◆ Work to be completed
Identify each line in the records below that contains the word "away", and copy it.

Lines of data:
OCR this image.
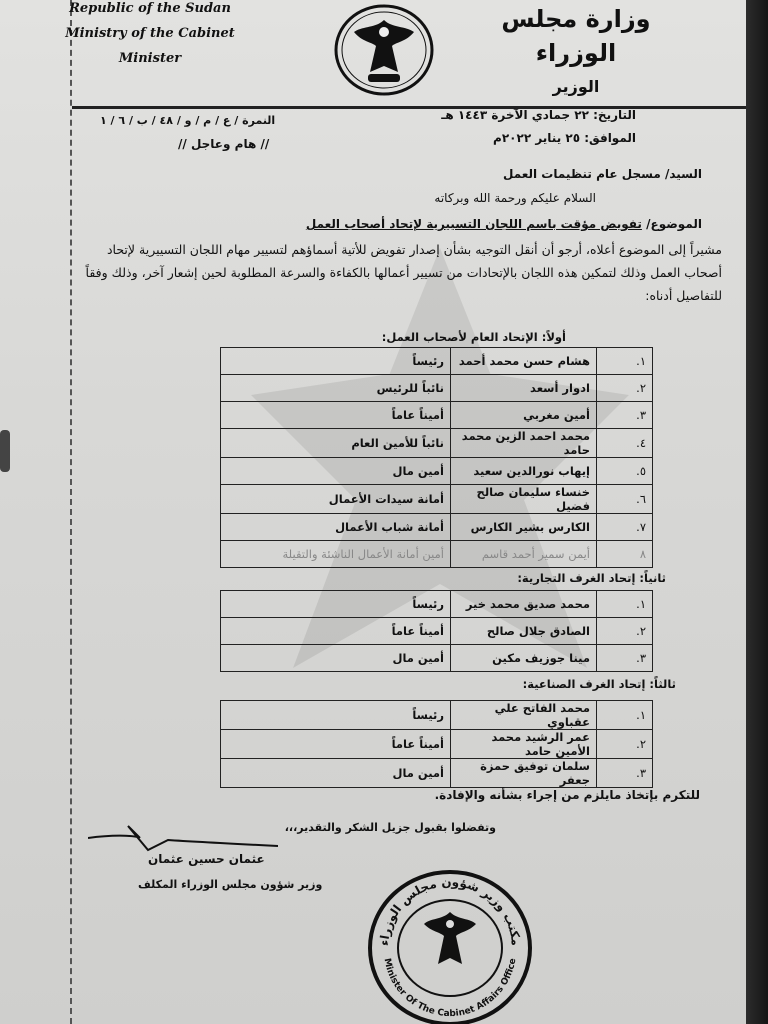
Republic of the Sudan
Ministry of the Cabinet
Minister
وزارة مجلس الوزراء
الوزير
التاريخ: ٢٢ جمادي الآخرة ١٤٤٣ هـ
الموافق: ٢٥ يناير ٢٠٢٢م
النمرة / ع / م / و / ٤٨ / ب / ٦ / ١
// هام وعاجل //
السيد/ مسجل عام تنظيمات العمل
السلام عليكم ورحمة الله وبركاته
الموضوع/ تفويض مؤقت باسم اللجان التسييرية لإتحاد أصحاب العمل
مشيراً إلى الموضوع أعلاه، أرجو أن أنقل التوجيه بشأن إصدار تفويض للأتية أسماؤهم لتسيير مهام اللجان التسييرية لإتحاد أصحاب العمل وذلك لتمكين هذه اللجان بالإتحادات من تسيير أعمالها بالكفاءة والسرعة المطلوبة لحين إشعار آخر، وذلك وفقاً للتفاصيل أدناه:
أولاً: الإتحاد العام لأصحاب العمل:
١.	هشام حسن محمد أحمد	رئيساً
٢.	ادوار أسعد	نائباً للرئيس
٣.	أمين مغربي	أميناً عاماً
٤.	محمد احمد الزين محمد حامد	نائباً للأمين العام
٥.	إيهاب نورالدين سعيد	أمين مال
٦.	خنساء سليمان صالح فضيل	أمانة سيدات الأعمال
٧.	الكارس بشير الكارس	أمانة شباب الأعمال
٨	أيمن سمير أحمد قاسم	أمين أمانة الأعمال الناشئة والتقيلة
ثانياً: إتحاد الغرف التجارية:
١.	محمد صديق محمد خير	رئيساً
٢.	الصادق جلال صالح	أميناً عاماً
٣.	مينا جوزيف مكين	أمين مال
ثالثاً: إتحاد الغرف الصناعية:
١.	محمد الفاتح علي عقباوي	رئيساً
٢.	عمر الرشيد محمد الأمين حامد	أميناً عاماً
٣.	سلمان توفيق حمزة جعفر	أمين مال
للتكرم بإتخاذ مايلزم من إجراء بشأنه والإفادة.
وتفضلوا بقبول جزيل الشكر والتقدير،،،
عثمان حسين عثمان
وزير شؤون مجلس الوزراء المكلف
مكتب وزير شؤون مجلس الوزراء
Minister Of The Cabinet Affairs Office
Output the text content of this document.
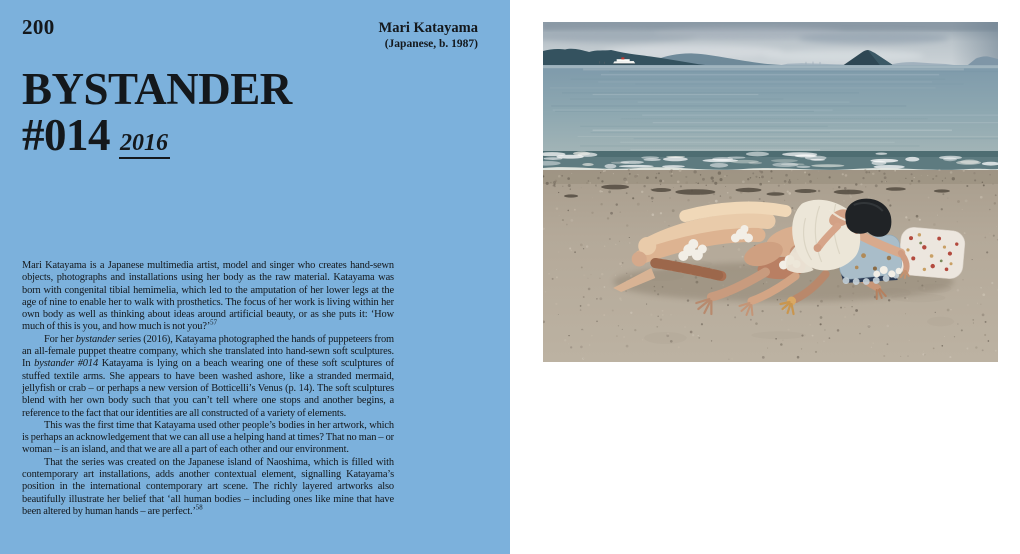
200	Mari Katayama
(Japanese, b. 1987)
BYSTANDER
#014 2016

Mari Katayama is a Japanese multimedia artist, model and singer who creates hand-sewn objects, photographs and installations using her body as the raw material. Katayama was born with congenital tibial hemimelia, which led to the amputation of her lower legs at the age of nine to enable her to walk with prosthetics. The focus of her work is living within her own body as well as thinking about ideas around artificial beauty, or as she puts it: ‘How much of this is you, and how much is not you?’$^{57}$

For her bystander series (2016), Katayama photographed the hands of puppeteers from an all-female puppet theatre company, which she translated into hand-sewn soft sculptures. In bystander #014 Katayama is lying on a beach wearing one of these soft sculptures of stuffed textile arms. She appears to have been washed ashore, like a stranded mermaid, jellyfish or crab – or perhaps a new version of Botticelli’s Venus (p. 14). The soft sculptures blend with her own body such that you can’t tell where one stops and another begins, a reference to the fact that our identities are all constructed of a variety of elements.

This was the first time that Katayama used other people’s bodies in her artwork, which is perhaps an acknowledgement that we can all use a helping hand at times? That no man – or woman – is an island, and that we are all a part of each other and our environment.

That the series was created on the Japanese island of Naoshima, which is filled with contemporary art installations, adds another contextual element, signalling Katayama’s position in the international contemporary art scene. The richly layered artworks also beautifully illustrate her belief that ‘all human bodies – including ones like mine that have been altered by human hands – are perfect.’$^{58}$
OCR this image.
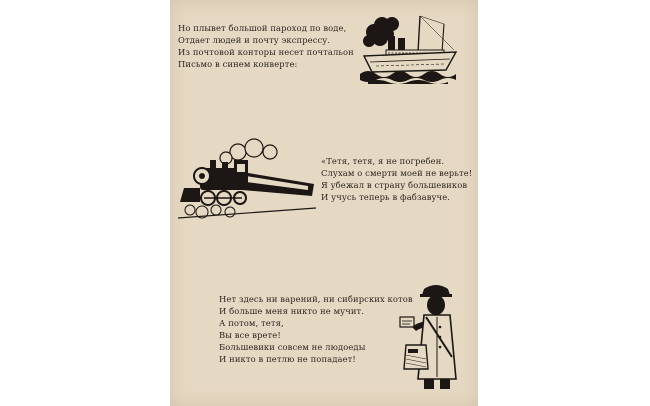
Но плывет большой пароход по воде,
Отдает людей и почту экспрессу.
Из почтовой конторы несет почтальон
Письмо в синем конверте:
«Тетя, тетя, я не погребен.
Слухам о смерти моей не верьте!
Я убежал в страну большевиков
И учусь теперь в фабзавуче.
Нет здесь ни варений, ни сибирских котов
И больше меня никто не мучит.
А потом, тетя,
Вы все врете!
Большевики совсем не людоеды
И никто в петлю не попадает!
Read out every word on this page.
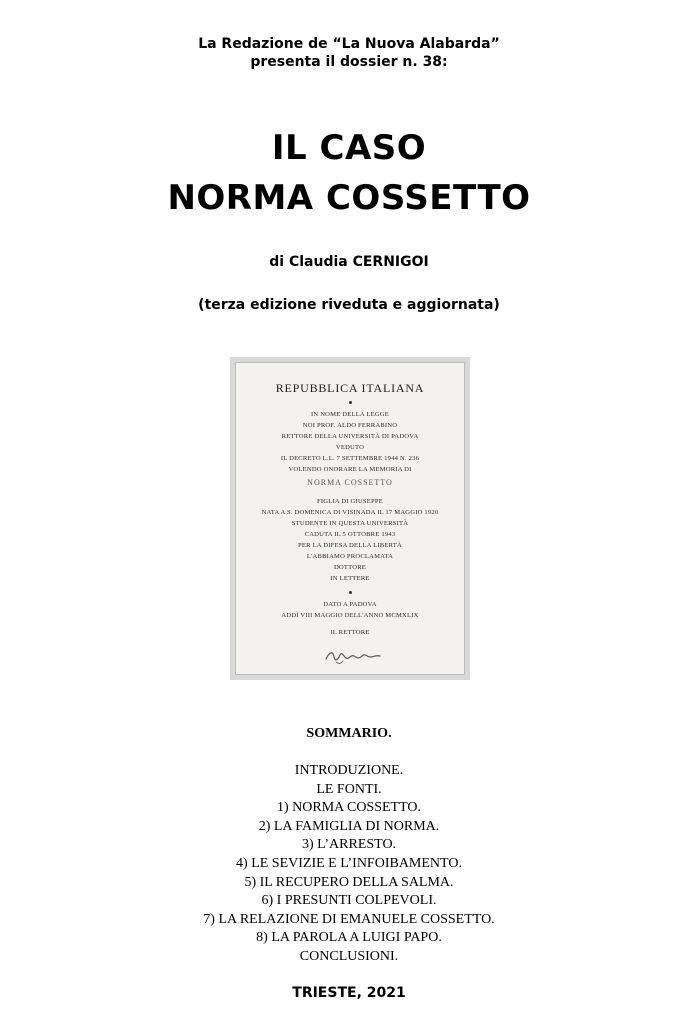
La Redazione de “La Nuova Alabarda”
presenta il dossier n. 38:
IL CASO
NORMA COSSETTO
di Claudia CERNIGOI
(terza edizione riveduta e aggiornata)
REPUBBLICA ITALIANA
IN NOME DELLA LEGGE
NOI PROF. ALDO FERRABINO
RETTORE DELLA UNIVERSITÀ DI PADOVA
VEDUTO
IL DECRETO L.L. 7 SETTEMBRE 1944 N. 236
VOLENDO ONORARE LA MEMORIA DI
NORMA COSSETTO
FIGLIA DI GIUSEPPE
NATA A S. DOMENICA DI VISINADA IL 17 MAGGIO 1920
STUDENTE IN QUESTA UNIVERSITÀ
CADUTA IL 5 OTTOBRE 1943
PER LA DIFESA DELLA LIBERTÀ
L'ABBIAMO PROCLAMATA
DOTTORE
IN LETTERE
DATO A PADOVA
ADDÌ VIII MAGGIO DELL'ANNO MCMXLIX
IL RETTORE
SOMMARIO.
INTRODUZIONE.
LE FONTI.
1) NORMA COSSETTO.
2) LA FAMIGLIA DI NORMA.
3) L’ARRESTO.
4) LE SEVIZIE E L’INFOIBAMENTO.
5) IL RECUPERO DELLA SALMA.
6) I PRESUNTI COLPEVOLI.
7) LA RELAZIONE DI EMANUELE COSSETTO.
8) LA PAROLA A LUIGI PAPO.
CONCLUSIONI.
TRIESTE, 2021
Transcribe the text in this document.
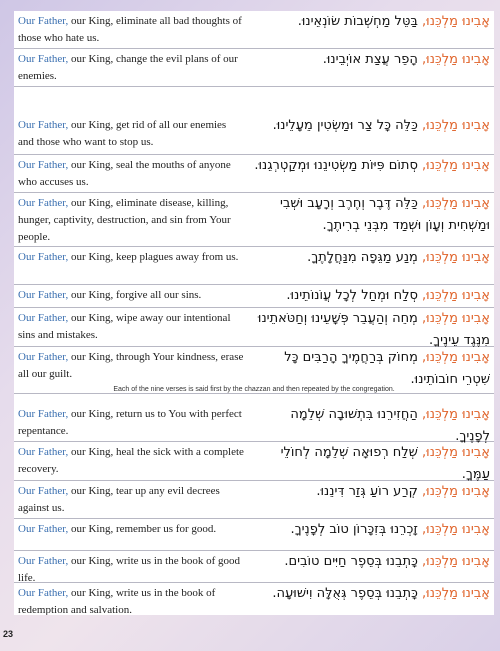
Our Father, our King, eliminate all bad thoughts of those who hate us.
אָבִינוּ מַלְכֵּנוּ, בַּטֵּל מַחְשְׁבוֹת שׂוֹנְאֵינוּ.
Our Father, our King, change the evil plans of our enemies.
אָבִינוּ מַלְכֵּנוּ, הָפֵר עֲצַת אוֹיְבֵינוּ.
Our Father, our King, get rid of all our enemies and those who want to stop us.
אָבִינוּ מַלְכֵּנוּ, כַּלֵּה כָּל צַר וּמַשְׂטִין מֵעָלֵינוּ.
Our Father, our King, seal the mouths of anyone who accuses us.
אָבִינוּ מַלְכֵּנוּ, סְתוֹם פִּיּוֹת מַשְׂטִינֵנוּ וּמְקַטְרְגֵנוּ.
Our Father, our King, eliminate disease, killing, hunger, captivity, destruction, and sin from Your people.
אָבִינוּ מַלְכֵּנוּ, כַּלֵּה דֶּבֶר וְחֶרֶב וְרָעָב וּשְׁבִי וּמַשְׁחִית וְעָוֹן וּשְׁמַד מִבְּנֵי בְרִיתֶךָ.
Our Father, our King, keep plagues away from us.	אָבִינוּ מַלְכֵּנוּ, מְנַע מַגֵּפָה מִנַּחֲלָתֶךָ.
Our Father, our King, forgive all our sins.	אָבִינוּ מַלְכֵּנוּ, סְלַח וּמְחַל לְכָל עֲוֹנוֹתֵינוּ.
Our Father, our King, wipe away our intentional sins and mistakes.
אָבִינוּ מַלְכֵּנוּ, מְחֵה וְהַעֲבֵר פְּשָׁעֵינוּ וְחַטֹּאתֵינוּ מִנֶּגֶד עֵינֶיךָ.
Our Father, our King, through Your kindness, erase all our guilt.
אָבִינוּ מַלְכֵּנוּ, מְחוֹק בְּרַחֲמֶיךָ הָרַבִּים כָּל שִׁטְרֵי חוֹבוֹתֵינוּ.
Each of the nine verses is said first by the chazzan and then repeated by the congregation.
Our Father, our King, return us to You with perfect repentance.
אָבִינוּ מַלְכֵּנוּ, הַחֲזִירֵנוּ בִּתְשׁוּבָה שְׁלֵמָה לְפָנֶיךָ.
Our Father, our King, heal the sick with a complete recovery.
אָבִינוּ מַלְכֵּנוּ, שְׁלַח רְפוּאָה שְׁלֵמָה לְחוֹלֵי עַמֶּךָ.
Our Father, our King, tear up any evil decrees against us.
אָבִינוּ מַלְכֵּנוּ, קְרַע רוֹעַ גְּזַר דִּינֵנוּ.
Our Father, our King, remember us for good.	אָבִינוּ מַלְכֵּנוּ, זָכְרֵנוּ בְּזִכָּרוֹן טוֹב לְפָנֶיךָ.
Our Father, our King, write us in the book of good life.
אָבִינוּ מַלְכֵּנוּ, כָּתְבֵנוּ בְּסֵפֶר חַיִּים טוֹבִים.
Our Father, our King, write us in the book of redemption and salvation.
אָבִינוּ מַלְכֵּנוּ, כָּתְבֵנוּ בְּסֵפֶר גְּאֻלָּה וִישׁוּעָה.
23
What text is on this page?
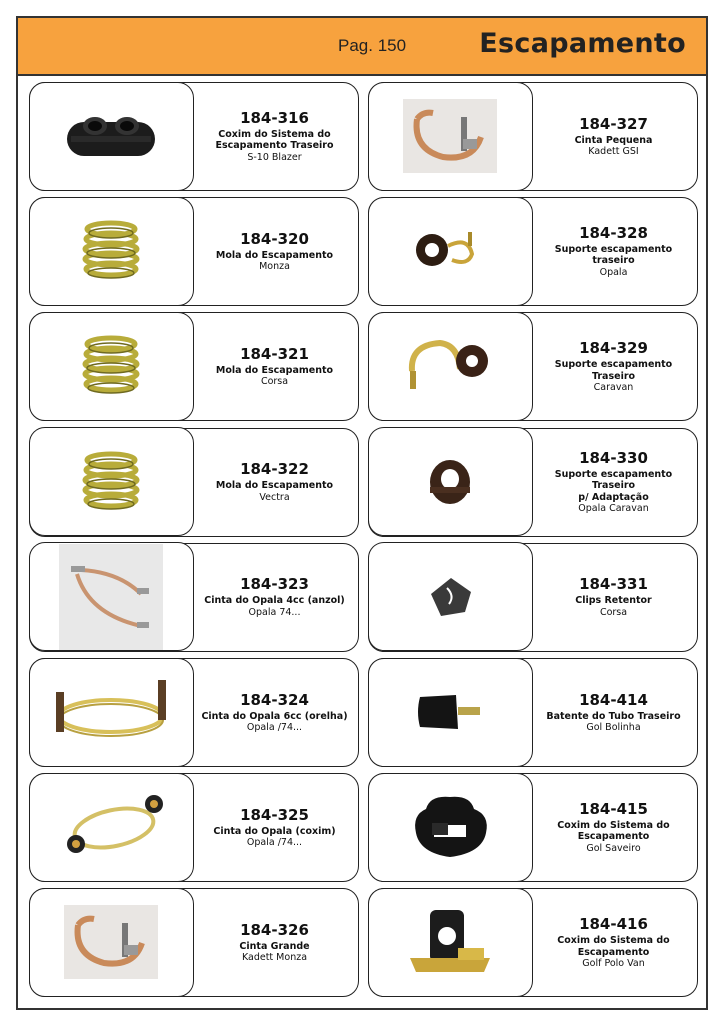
Pag. 150	Escapamento
184-316
Coxim do Sistema do
Escapamento Traseiro
S-10 Blazer
184-327
Cinta Pequena
Kadett GSI
184-320
Mola do Escapamento
Monza
184-328
Suporte escapamento traseiro
Opala
184-321
Mola do Escapamento
Corsa
184-329
Suporte escapamento Traseiro
Caravan
184-322
Mola do Escapamento
Vectra
184-330
Suporte escapamento Traseiro
p/ Adaptação
Opala Caravan
184-323
Cinta do Opala 4cc (anzol)
Opala 74...
184-331
Clips Retentor
Corsa
184-324
Cinta do Opala 6cc (orelha)
Opala /74...
184-414
Batente do Tubo Traseiro
Gol Bolinha
184-325
Cinta do Opala (coxim)
Opala /74...
184-415
Coxim do Sistema do
Escapamento
Gol Saveiro
184-326
Cinta Grande
Kadett Monza
184-416
Coxim do Sistema do
Escapamento
Golf Polo Van
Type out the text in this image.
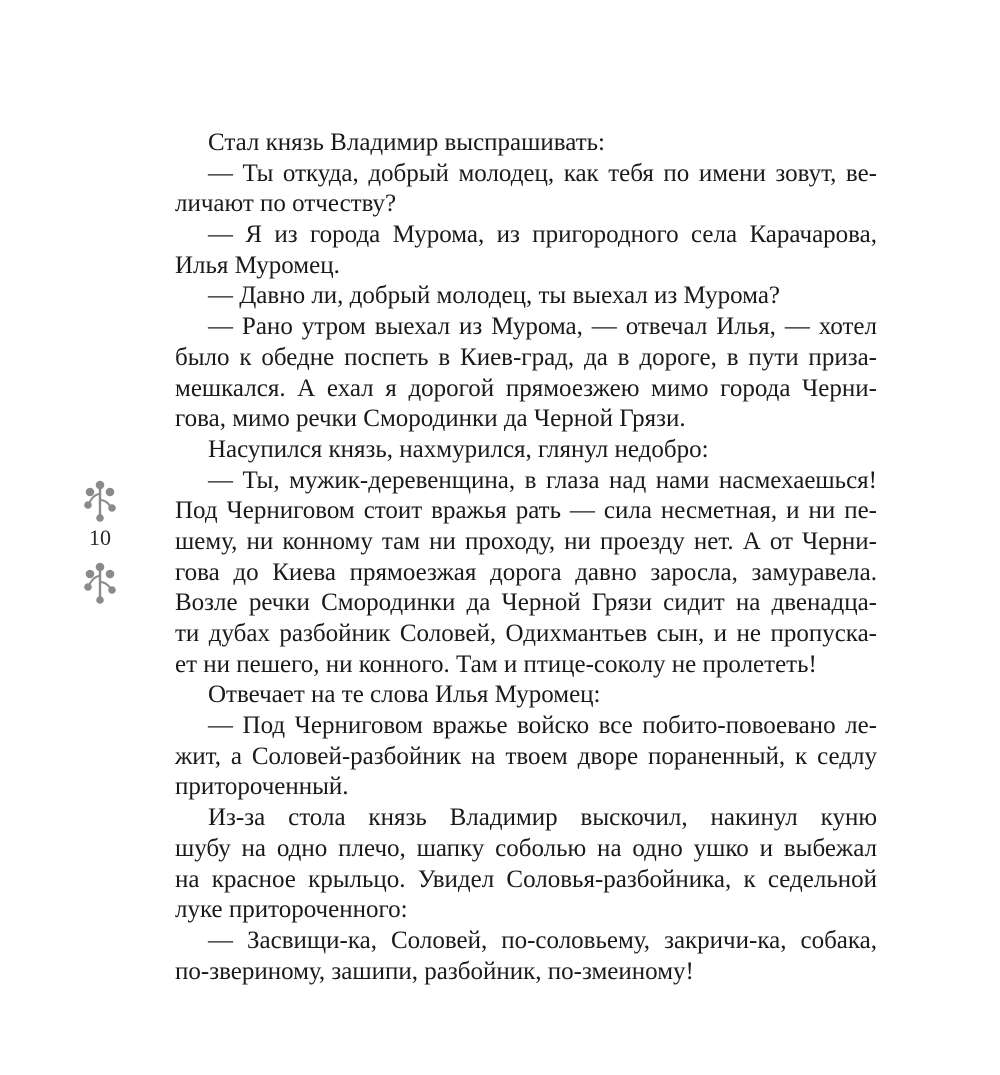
Стал князь Владимир выспрашивать:
— Ты откуда, добрый молодец, как тебя по имени зовут, ве-
личают по отчеству?
— Я из города Мурома, из пригородного села Карачарова,
Илья Муромец.
— Давно ли, добрый молодец, ты выехал из Мурома?
— Рано утром выехал из Мурома, — отвечал Илья, — хотел
было к обедне поспеть в Киев-град, да в дороге, в пути приза-
мешкался. А ехал я дорогой прямоезжею мимо города Черни-
гова, мимо речки Смородинки да Черной Грязи.
Насупился князь, нахмурился, глянул недобро:
— Ты, мужик-деревенщина, в глаза над нами насмехаешься!
Под Черниговом стоит вражья рать — сила несметная, и ни пе-
шему, ни конному там ни проходу, ни проезду нет. А от Черни-
гова до Киева прямоезжая дорога давно заросла, замуравела.
Возле речки Смородинки да Черной Грязи сидит на двенадца-
ти дубах разбойник Соловей, Одихмантьев сын, и не пропуска-
ет ни пешего, ни конного. Там и птице-соколу не пролететь!
Отвечает на те слова Илья Муромец:
— Под Черниговом вражье войско все побито-повоевано ле-
жит, а Соловей-разбойник на твоем дворе пораненный, к седлу
притороченный.
Из-за стола князь Владимир выскочил, накинул куню
шубу на одно плечо, шапку соболью на одно ушко и выбежал
на красное крыльцо. Увидел Соловья-разбойника, к седельной
луке притороченного:
— Засвищи-ка, Соловей, по-соловьему, закричи-ка, собака,
по-звериному, зашипи, разбойник, по-змеиному!
10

◆ Expected answer
Our Father, our King, keep plagues away from us.	אָבִינוּ מַלְכֵּנוּ, מְנַע מַגֵּפָה מִנַּחֲלָתֶךָ.
Our Father, our King, wipe away our intentional sins and mistakes.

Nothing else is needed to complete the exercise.